## START DATA LINES

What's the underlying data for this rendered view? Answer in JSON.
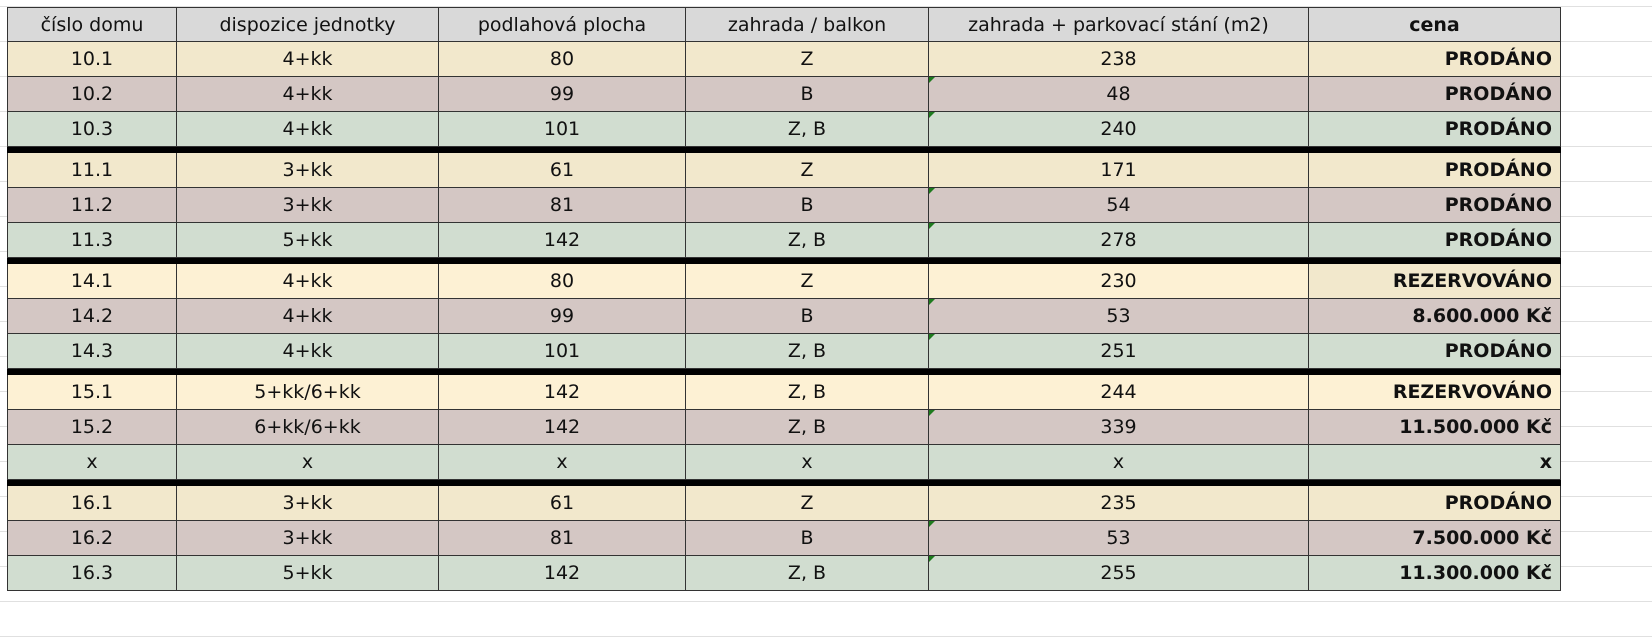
{
  "headers": [
    "číslo domu",
    "dispozice jednotky",
    "podlahová plocha",
    "zahrada / balkon",
    "zahrada + parkovací stání (m2)",
    "cena"
  ],
  "groups": [
    [
      [
        "10.1",
        "4+kk",
        "80",
        "Z",
        "238",
        "PRODÁNO"
      ],
      [
        "10.2",
        "4+kk",
        "99",
        "B",
        "48",
        "PRODÁNO"
      ],
      [
        "10.3",
        "4+kk",
        "101",
        "Z, B",
        "240",
        "PRODÁNO"
      ]
    ],
    [
      [
        "11.1",
        "3+kk",
        "61",
        "Z",
        "171",
        "PRODÁNO"
      ],
      [
        "11.2",
        "3+kk",
        "81",
        "B",
        "54",
        "PRODÁNO"
      ],
      [
        "11.3",
        "5+kk",
        "142",
        "Z, B",
        "278",
        "PRODÁNO"
      ]
    ],
    [
      [
        "14.1",
        "4+kk",
        "80",
        "Z",
        "230",
        "REZERVOVÁNO"
      ],
      [
        "14.2",
        "4+kk",
        "99",
        "B",
        "53",
        "8.600.000 Kč"
      ],
      [
        "14.3",
        "4+kk",
        "101",
        "Z, B",
        "251",
        "PRODÁNO"
      ]
    ],
    [
      [
        "15.1",
        "5+kk/6+kk",
        "142",
        "Z, B",
        "244",
        "REZERVOVÁNO"
      ],
      [
        "15.2",
        "6+kk/6+kk",
        "142",
        "Z, B",
        "339",
        "11.500.000 Kč"
      ],
      [
        "x",
        "x",
        "x",
        "x",
        "x",
        "x"
      ]
    ],
    [
      [
        "16.1",
        "3+kk",
        "61",
        "Z",
        "235",
        "PRODÁNO"
      ],
      [
        "16.2",
        "3+kk",
        "81",
        "B",
        "53",
        "7.500.000 Kč"
      ],
      [
        "16.3",
        "5+kk",
        "142",
        "Z, B",
        "255",
        "11.300.000 Kč"
      ]
    ]
  ],
  "colors": {
    "row1": "#f2e8cc",
    "row2": "#d4c7c4",
    "row3": "#d1ddd0",
    "header": "#d9d9d9",
    "comment_marker": "#1e7b1e"
  }
}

## END DATA LINES

### DIRECTION
Write the material out again exactly as it appears, dropping the pictures.

### COMPLETE ANSWER
What's the underlying data for this rendered view? Answer in JSON.
{
  "headers": [
    "číslo domu",
    "dispozice jednotky",
    "podlahová plocha",
    "zahrada / balkon",
    "zahrada + parkovací stání (m2)",
    "cena"
  ],
  "groups": [
    [
      [
        "10.1",
        "4+kk",
        "80",
        "Z",
        "238",
        "PRODÁNO"
      ],
      [
        "10.2",
        "4+kk",
        "99",
        "B",
        "48",
        "PRODÁNO"
      ],
      [
        "10.3",
        "4+kk",
        "101",
        "Z, B",
        "240",
        "PRODÁNO"
      ]
    ],
    [
      [
        "11.1",
        "3+kk",
        "61",
        "Z",
        "171",
        "PRODÁNO"
      ],
      [
        "11.2",
        "3+kk",
        "81",
        "B",
        "54",
        "PRODÁNO"
      ],
      [
        "11.3",
        "5+kk",
        "142",
        "Z, B",
        "278",
        "PRODÁNO"
      ]
    ],
    [
      [
        "14.1",
        "4+kk",
        "80",
        "Z",
        "230",
        "REZERVOVÁNO"
      ],
      [
        "14.2",
        "4+kk",
        "99",
        "B",
        "53",
        "8.600.000 Kč"
      ],
      [
        "14.3",
        "4+kk",
        "101",
        "Z, B",
        "251",
        "PRODÁNO"
      ]
    ],
    [
      [
        "15.1",
        "5+kk/6+kk",
        "142",
        "Z, B",
        "244",
        "REZERVOVÁNO"
      ],
      [
        "15.2",
        "6+kk/6+kk",
        "142",
        "Z, B",
        "339",
        "11.500.000 Kč"
      ],
      [
        "x",
        "x",
        "x",
        "x",
        "x",
        "x"
      ]
    ],
    [
      [
        "16.1",
        "3+kk",
        "61",
        "Z",
        "235",
        "PRODÁNO"
      ],
      [
        "16.2",
        "3+kk",
        "81",
        "B",
        "53",
        "7.500.000 Kč"
      ],
      [
        "16.3",
        "5+kk",
        "142",
        "Z, B",
        "255",
        "11.300.000 Kč"
      ]
    ]
  ],
  "colors": {
    "row1": "#f2e8cc",
    "row2": "#d4c7c4",
    "row3": "#d1ddd0",
    "header": "#d9d9d9",
    "comment_marker": "#1e7b1e"
  }
}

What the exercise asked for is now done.